Document text:
——
New issue
Advanced search Search tips
Note: Color blocks (like or ) mean that a user may not be available. Tooltip shows the reason.

Issue 647727 link

Starred by 1 user

Issue metadata

Status: Assigned
Owner:
Last visit > 30 days ago
Cc:
Components:
EstimatedDays: ----
NextAction: ----
OS: Chrome
Pri: 2
Type: Bug



Sign in to add a comment

Unaligned host command params/response structs are inefficient

Project Member Reported by rspangler@chromium.org, Sep 16 2016

Issue description

Currently, our host command structs are all __packed.  This is important to ensure that they aren't padded on 64-bit host architectures, even though the vast majority of those structs have all their members on size-multiple boundaries.

Using __packed by itself causes the ARM compiler to generate inefficient code for accessing structure members, because it can't assume that the structs themselves are aligned on 32-bit boundaries.  This causes the compiler to emit very inefficient code to do unaligned reads/writes.

We control the host command buffers, so we can ensure that they're on 32-bit boundaries inside the EC.  (LM4 does this.  STM32 previously did this and might still.  NPCX doesn't right now but it's fixable; not sure about MEC1322).)  If we do that, we can __attribute__((aligned(4))) those structs and generate much more efficent code.

Over all of the host commands, this adds up to a *substantial* code size savings.  In my test on kevin, this saves >1600 bytes of binary size.
——
Problems:
**A.** Answer these questions from the bug report.
(i) What status does the bug report list for the issue?
(ii) Which attribute does the description propose applying to the host command structs?
(iii) How much binary size did the test on kevin save?
**B.** Reproduce the bug report word for word from "Currently, our host" up to and including "on size-multiple boundaries.".
——
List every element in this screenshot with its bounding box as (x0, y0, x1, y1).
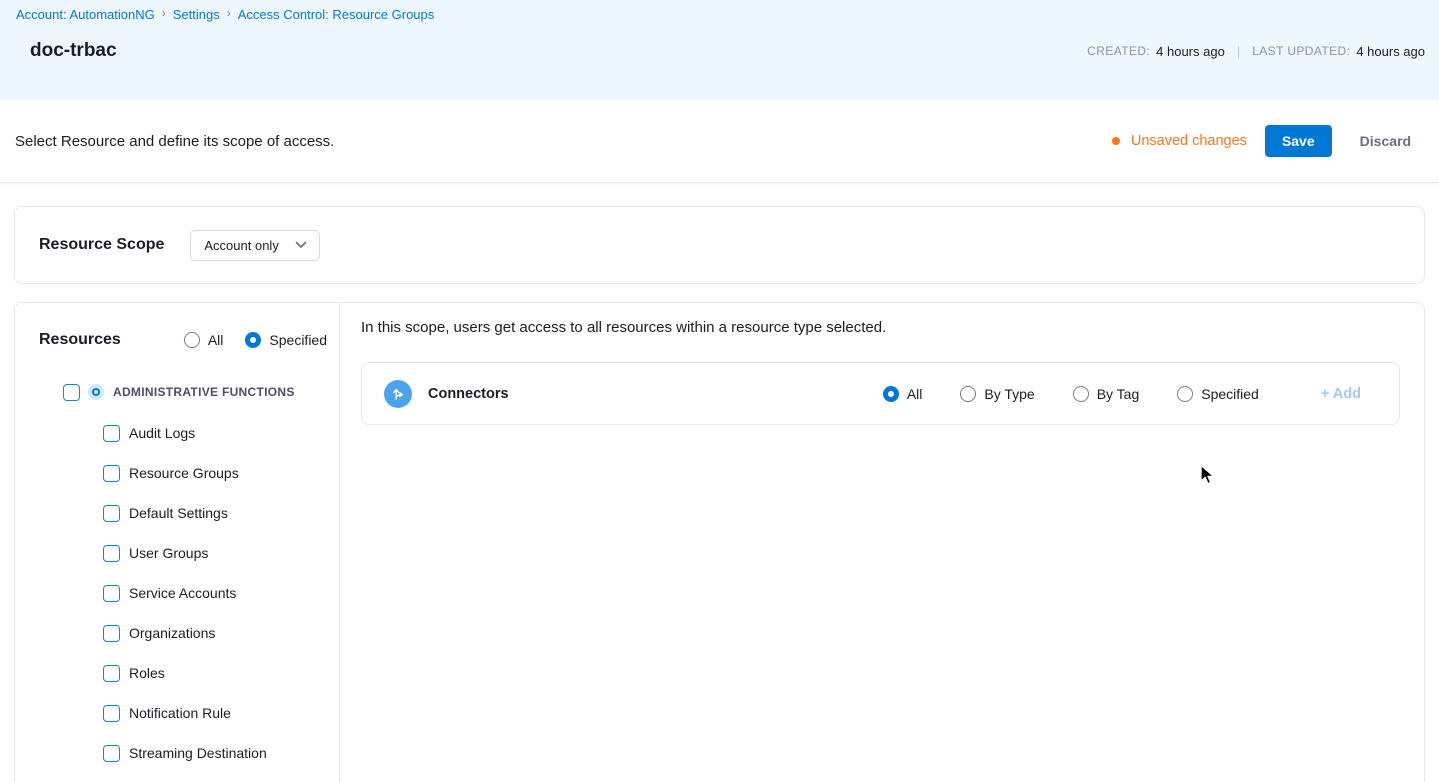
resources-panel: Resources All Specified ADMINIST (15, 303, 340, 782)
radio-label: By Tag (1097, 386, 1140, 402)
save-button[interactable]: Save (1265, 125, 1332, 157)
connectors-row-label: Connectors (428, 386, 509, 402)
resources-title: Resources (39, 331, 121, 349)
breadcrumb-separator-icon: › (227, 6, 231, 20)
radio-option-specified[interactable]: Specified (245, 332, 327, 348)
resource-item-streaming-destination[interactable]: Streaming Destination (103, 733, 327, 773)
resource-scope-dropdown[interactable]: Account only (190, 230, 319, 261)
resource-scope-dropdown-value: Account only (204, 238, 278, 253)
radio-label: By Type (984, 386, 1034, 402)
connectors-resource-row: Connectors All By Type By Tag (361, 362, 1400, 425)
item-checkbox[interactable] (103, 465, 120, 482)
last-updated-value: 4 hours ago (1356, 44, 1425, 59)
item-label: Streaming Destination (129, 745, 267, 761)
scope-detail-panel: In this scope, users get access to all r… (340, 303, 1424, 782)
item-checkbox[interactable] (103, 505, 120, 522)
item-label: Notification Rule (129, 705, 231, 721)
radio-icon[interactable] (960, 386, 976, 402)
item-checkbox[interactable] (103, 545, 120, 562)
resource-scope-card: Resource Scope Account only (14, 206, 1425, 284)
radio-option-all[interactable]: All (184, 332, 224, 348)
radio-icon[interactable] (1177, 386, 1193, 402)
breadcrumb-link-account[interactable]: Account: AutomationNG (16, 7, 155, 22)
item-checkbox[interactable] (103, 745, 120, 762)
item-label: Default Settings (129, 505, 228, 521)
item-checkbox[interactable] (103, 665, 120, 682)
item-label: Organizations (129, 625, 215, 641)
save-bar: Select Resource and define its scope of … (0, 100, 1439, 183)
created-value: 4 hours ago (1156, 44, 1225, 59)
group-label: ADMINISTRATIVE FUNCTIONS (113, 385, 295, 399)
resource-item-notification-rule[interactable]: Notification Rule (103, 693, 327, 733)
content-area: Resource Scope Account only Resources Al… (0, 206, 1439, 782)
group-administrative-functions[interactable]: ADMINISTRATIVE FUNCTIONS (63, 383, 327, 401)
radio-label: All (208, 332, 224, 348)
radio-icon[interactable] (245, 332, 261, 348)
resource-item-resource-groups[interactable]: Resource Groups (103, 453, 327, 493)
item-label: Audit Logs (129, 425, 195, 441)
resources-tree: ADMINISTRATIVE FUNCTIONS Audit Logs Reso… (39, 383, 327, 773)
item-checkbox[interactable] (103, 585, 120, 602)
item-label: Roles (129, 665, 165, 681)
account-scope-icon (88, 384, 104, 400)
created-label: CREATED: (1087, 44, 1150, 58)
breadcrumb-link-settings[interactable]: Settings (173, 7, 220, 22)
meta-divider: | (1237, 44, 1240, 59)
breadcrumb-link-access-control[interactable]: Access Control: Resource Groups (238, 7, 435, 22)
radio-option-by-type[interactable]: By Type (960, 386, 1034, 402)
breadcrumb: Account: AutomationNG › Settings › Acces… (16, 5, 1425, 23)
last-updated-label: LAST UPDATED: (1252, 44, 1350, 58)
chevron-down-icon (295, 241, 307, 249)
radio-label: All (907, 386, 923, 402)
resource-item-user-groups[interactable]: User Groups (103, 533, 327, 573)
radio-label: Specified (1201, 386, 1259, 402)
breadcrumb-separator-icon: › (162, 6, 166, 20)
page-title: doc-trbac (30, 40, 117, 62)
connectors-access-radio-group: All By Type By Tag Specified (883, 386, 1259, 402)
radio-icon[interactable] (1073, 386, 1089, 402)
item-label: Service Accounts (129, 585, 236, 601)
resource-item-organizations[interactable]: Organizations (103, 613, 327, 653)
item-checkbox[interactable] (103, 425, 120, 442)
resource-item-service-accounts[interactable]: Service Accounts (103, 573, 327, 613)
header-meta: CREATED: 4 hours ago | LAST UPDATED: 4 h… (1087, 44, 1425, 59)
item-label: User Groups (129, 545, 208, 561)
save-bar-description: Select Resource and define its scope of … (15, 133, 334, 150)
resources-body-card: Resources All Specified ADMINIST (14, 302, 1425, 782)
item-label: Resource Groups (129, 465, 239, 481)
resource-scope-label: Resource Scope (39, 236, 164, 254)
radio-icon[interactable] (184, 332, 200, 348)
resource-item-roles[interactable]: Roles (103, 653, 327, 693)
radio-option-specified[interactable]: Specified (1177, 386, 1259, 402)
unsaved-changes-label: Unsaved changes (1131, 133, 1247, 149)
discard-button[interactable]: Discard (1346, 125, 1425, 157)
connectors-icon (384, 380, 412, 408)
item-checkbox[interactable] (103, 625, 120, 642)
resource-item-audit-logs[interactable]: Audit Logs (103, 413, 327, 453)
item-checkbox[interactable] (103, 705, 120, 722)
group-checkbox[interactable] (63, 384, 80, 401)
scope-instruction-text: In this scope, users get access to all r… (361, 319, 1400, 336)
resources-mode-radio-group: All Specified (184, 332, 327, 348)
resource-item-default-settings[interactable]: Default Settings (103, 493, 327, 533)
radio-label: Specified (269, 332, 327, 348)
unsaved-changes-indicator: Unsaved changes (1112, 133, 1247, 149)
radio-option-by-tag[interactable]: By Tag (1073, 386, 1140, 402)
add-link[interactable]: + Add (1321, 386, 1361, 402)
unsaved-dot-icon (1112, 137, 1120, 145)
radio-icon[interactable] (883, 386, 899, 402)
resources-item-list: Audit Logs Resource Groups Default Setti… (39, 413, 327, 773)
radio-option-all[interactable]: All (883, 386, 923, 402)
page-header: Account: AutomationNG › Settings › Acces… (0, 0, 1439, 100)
——
Set of answers:
**A.**
(i) Assigned
(ii) __attribute__((aligned(4)))
(iii) More than 1600 bytes

**B.**
Currently, our host command structs are all __packed.  This is important to ensure that they aren't padded on 64-bit host architectures, even though the vast majority of those structs have all their members on size-multiple boundaries.